[TEXTE PRÉSENTÉ]
L'association s'occupe de 2 300 personnes en situation de handicap intellectuel, dans le département, dont 600 enfants.
Seul un tiers des familles a souhaité un retour des enfants sur les sites d'accueil. Nous avons en revanche une forte demande pour une continuité éducative à domicile, comme nous l'avions proposée pendant le confinement, explique Céline Defresne, la directrice du pole enfance au sein de l'ADAPEI 33.
Nous proposions également,des visites à domicile que nous allons renforcer. Un éducateur sportif poura aller dans une famille pour proposer une activité physique au jeune.
Mais l’enjeu dans les établissements spécialisés dans l’accueil de déficients intellectuels reste l'apprentissage des règles sanitaires, le respect des gestes barrières.
À Yvrac, en Gironde, le personnel de l'IMPRO (Institut Médico-Professionnel) du Vieux-Moulin a fait sa rentrée. Pendant toute la semaine, les éducateurs ont peaufiné le protocole d’accueil des enfants.

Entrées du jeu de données
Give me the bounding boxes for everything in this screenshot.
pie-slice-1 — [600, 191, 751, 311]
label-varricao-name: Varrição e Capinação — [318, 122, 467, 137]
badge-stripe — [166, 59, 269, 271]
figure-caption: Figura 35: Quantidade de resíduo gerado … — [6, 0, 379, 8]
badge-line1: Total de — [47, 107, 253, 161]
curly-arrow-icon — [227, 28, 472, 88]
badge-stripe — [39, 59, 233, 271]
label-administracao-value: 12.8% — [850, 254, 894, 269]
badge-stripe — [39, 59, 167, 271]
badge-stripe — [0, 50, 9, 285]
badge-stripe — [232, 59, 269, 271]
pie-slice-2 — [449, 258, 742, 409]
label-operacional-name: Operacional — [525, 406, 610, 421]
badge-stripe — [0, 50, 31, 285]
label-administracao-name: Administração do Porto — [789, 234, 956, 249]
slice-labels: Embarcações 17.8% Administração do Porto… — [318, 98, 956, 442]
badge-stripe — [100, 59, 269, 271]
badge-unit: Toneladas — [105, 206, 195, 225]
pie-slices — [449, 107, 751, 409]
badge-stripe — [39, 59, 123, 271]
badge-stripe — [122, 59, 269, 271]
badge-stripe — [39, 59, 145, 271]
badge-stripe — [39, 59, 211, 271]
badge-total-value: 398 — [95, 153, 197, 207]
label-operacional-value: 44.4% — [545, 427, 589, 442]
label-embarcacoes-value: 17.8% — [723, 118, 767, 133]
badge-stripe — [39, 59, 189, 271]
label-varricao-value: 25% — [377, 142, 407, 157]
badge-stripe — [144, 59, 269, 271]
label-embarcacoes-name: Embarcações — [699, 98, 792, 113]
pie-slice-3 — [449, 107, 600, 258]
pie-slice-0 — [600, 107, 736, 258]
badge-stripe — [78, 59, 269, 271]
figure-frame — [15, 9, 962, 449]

[OBJECTIF DU TRAVAIL] D'après le texte présenté, combien d'enfants figurent parmi les personnes en situation de handicap intellectuel dont s'occupe l'association ?

[RÉPONSE ATTENDUE] 600 enfants.